---- Dataset records

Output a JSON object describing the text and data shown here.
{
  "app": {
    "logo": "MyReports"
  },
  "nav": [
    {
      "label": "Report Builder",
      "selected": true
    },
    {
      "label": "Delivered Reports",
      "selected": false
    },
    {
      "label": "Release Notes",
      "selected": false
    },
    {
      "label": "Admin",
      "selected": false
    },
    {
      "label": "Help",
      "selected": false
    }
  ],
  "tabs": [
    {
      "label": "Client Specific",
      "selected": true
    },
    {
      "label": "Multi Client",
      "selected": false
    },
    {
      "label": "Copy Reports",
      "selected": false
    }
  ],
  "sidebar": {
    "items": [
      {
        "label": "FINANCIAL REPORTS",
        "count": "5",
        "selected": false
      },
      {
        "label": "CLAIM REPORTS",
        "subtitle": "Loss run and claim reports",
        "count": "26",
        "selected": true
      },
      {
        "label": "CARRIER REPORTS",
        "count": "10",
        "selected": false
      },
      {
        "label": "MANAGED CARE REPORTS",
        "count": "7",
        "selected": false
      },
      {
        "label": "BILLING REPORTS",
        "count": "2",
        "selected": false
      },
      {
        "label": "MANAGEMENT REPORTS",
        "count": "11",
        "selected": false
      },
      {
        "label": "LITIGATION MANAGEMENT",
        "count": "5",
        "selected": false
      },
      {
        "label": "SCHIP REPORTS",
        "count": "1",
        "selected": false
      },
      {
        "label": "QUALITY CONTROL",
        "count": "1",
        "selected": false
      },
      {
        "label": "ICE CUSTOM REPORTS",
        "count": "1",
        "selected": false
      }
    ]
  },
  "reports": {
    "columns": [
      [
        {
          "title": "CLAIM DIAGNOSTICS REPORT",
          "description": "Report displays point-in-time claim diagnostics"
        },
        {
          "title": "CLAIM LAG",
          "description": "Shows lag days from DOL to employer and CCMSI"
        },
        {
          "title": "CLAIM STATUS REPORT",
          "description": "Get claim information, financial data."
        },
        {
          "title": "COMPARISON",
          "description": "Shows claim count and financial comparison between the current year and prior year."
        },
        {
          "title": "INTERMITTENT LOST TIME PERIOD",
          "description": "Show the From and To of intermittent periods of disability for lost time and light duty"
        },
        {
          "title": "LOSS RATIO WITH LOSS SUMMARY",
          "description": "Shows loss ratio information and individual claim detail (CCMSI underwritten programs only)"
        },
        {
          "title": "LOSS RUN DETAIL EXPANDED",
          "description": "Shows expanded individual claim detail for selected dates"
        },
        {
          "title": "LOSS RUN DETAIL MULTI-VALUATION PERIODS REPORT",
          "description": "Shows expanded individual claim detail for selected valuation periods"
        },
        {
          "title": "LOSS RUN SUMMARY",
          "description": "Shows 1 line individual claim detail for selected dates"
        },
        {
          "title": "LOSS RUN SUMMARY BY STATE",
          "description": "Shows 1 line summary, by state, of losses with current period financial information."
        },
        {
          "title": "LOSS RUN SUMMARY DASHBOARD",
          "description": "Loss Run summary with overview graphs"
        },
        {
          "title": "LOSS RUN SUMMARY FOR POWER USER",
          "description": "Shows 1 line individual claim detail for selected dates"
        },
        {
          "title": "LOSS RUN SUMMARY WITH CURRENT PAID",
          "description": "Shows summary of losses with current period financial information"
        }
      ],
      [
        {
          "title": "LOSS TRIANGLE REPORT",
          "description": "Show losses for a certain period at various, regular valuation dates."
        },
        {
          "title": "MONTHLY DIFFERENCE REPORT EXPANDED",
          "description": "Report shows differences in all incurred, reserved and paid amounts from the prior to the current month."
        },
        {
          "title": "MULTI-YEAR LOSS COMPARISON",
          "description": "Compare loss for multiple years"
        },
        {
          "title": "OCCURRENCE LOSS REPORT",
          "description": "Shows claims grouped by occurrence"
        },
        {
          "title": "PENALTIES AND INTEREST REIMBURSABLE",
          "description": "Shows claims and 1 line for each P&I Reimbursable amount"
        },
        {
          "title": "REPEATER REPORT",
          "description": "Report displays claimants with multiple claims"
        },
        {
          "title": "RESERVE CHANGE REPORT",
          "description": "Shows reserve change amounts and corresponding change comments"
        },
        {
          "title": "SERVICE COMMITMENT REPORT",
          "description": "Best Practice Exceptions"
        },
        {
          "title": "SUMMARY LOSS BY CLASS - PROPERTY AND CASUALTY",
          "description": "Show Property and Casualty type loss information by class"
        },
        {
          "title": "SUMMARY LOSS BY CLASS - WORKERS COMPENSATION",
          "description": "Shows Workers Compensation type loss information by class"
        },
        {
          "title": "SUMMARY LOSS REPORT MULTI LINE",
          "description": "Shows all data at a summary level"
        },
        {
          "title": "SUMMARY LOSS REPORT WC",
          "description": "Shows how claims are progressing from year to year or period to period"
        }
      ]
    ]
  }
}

--------

> _Work required_
Go back to the listing above and please repeat it exactly.

> _Response below_
Output a JSON object describing the text and data shown here.
{
  "app": {
    "logo": "MyReports"
  },
  "nav": [
    {
      "label": "Report Builder",
      "selected": true
    },
    {
      "label": "Delivered Reports",
      "selected": false
    },
    {
      "label": "Release Notes",
      "selected": false
    },
    {
      "label": "Admin",
      "selected": false
    },
    {
      "label": "Help",
      "selected": false
    }
  ],
  "tabs": [
    {
      "label": "Client Specific",
      "selected": true
    },
    {
      "label": "Multi Client",
      "selected": false
    },
    {
      "label": "Copy Reports",
      "selected": false
    }
  ],
  "sidebar": {
    "items": [
      {
        "label": "FINANCIAL REPORTS",
        "count": "5",
        "selected": false
      },
      {
        "label": "CLAIM REPORTS",
        "subtitle": "Loss run and claim reports",
        "count": "26",
        "selected": true
      },
      {
        "label": "CARRIER REPORTS",
        "count": "10",
        "selected": false
      },
      {
        "label": "MANAGED CARE REPORTS",
        "count": "7",
        "selected": false
      },
      {
        "label": "BILLING REPORTS",
        "count": "2",
        "selected": false
      },
      {
        "label": "MANAGEMENT REPORTS",
        "count": "11",
        "selected": false
      },
      {
        "label": "LITIGATION MANAGEMENT",
        "count": "5",
        "selected": false
      },
      {
        "label": "SCHIP REPORTS",
        "count": "1",
        "selected": false
      },
      {
        "label": "QUALITY CONTROL",
        "count": "1",
        "selected": false
      },
      {
        "label": "ICE CUSTOM REPORTS",
        "count": "1",
        "selected": false
      }
    ]
  },
  "reports": {
    "columns": [
      [
        {
          "title": "CLAIM DIAGNOSTICS REPORT",
          "description": "Report displays point-in-time claim diagnostics"
        },
        {
          "title": "CLAIM LAG",
          "description": "Shows lag days from DOL to employer and CCMSI"
        },
        {
          "title": "CLAIM STATUS REPORT",
          "description": "Get claim information, financial data."
        },
        {
          "title": "COMPARISON",
          "description": "Shows claim count and financial comparison between the current year and prior year."
        },
        {
          "title": "INTERMITTENT LOST TIME PERIOD",
          "description": "Show the From and To of intermittent periods of disability for lost time and light duty"
        },
        {
          "title": "LOSS RATIO WITH LOSS SUMMARY",
          "description": "Shows loss ratio information and individual claim detail (CCMSI underwritten programs only)"
        },
        {
          "title": "LOSS RUN DETAIL EXPANDED",
          "description": "Shows expanded individual claim detail for selected dates"
        },
        {
          "title": "LOSS RUN DETAIL MULTI-VALUATION PERIODS REPORT",
          "description": "Shows expanded individual claim detail for selected valuation periods"
        },
        {
          "title": "LOSS RUN SUMMARY",
          "description": "Shows 1 line individual claim detail for selected dates"
        },
        {
          "title": "LOSS RUN SUMMARY BY STATE",
          "description": "Shows 1 line summary, by state, of losses with current period financial information."
        },
        {
          "title": "LOSS RUN SUMMARY DASHBOARD",
          "description": "Loss Run summary with overview graphs"
        },
        {
          "title": "LOSS RUN SUMMARY FOR POWER USER",
          "description": "Shows 1 line individual claim detail for selected dates"
        },
        {
          "title": "LOSS RUN SUMMARY WITH CURRENT PAID",
          "description": "Shows summary of losses with current period financial information"
        }
      ],
      [
        {
          "title": "LOSS TRIANGLE REPORT",
          "description": "Show losses for a certain period at various, regular valuation dates."
        },
        {
          "title": "MONTHLY DIFFERENCE REPORT EXPANDED",
          "description": "Report shows differences in all incurred, reserved and paid amounts from the prior to the current month."
        },
        {
          "title": "MULTI-YEAR LOSS COMPARISON",
          "description": "Compare loss for multiple years"
        },
        {
          "title": "OCCURRENCE LOSS REPORT",
          "description": "Shows claims grouped by occurrence"
        },
        {
          "title": "PENALTIES AND INTEREST REIMBURSABLE",
          "description": "Shows claims and 1 line for each P&I Reimbursable amount"
        },
        {
          "title": "REPEATER REPORT",
          "description": "Report displays claimants with multiple claims"
        },
        {
          "title": "RESERVE CHANGE REPORT",
          "description": "Shows reserve change amounts and corresponding change comments"
        },
        {
          "title": "SERVICE COMMITMENT REPORT",
          "description": "Best Practice Exceptions"
        },
        {
          "title": "SUMMARY LOSS BY CLASS - PROPERTY AND CASUALTY",
          "description": "Show Property and Casualty type loss information by class"
        },
        {
          "title": "SUMMARY LOSS BY CLASS - WORKERS COMPENSATION",
          "description": "Shows Workers Compensation type loss information by class"
        },
        {
          "title": "SUMMARY LOSS REPORT MULTI LINE",
          "description": "Shows all data at a summary level"
        },
        {
          "title": "SUMMARY LOSS REPORT WC",
          "description": "Shows how claims are progressing from year to year or period to period"
        }
      ]
    ]
  }
}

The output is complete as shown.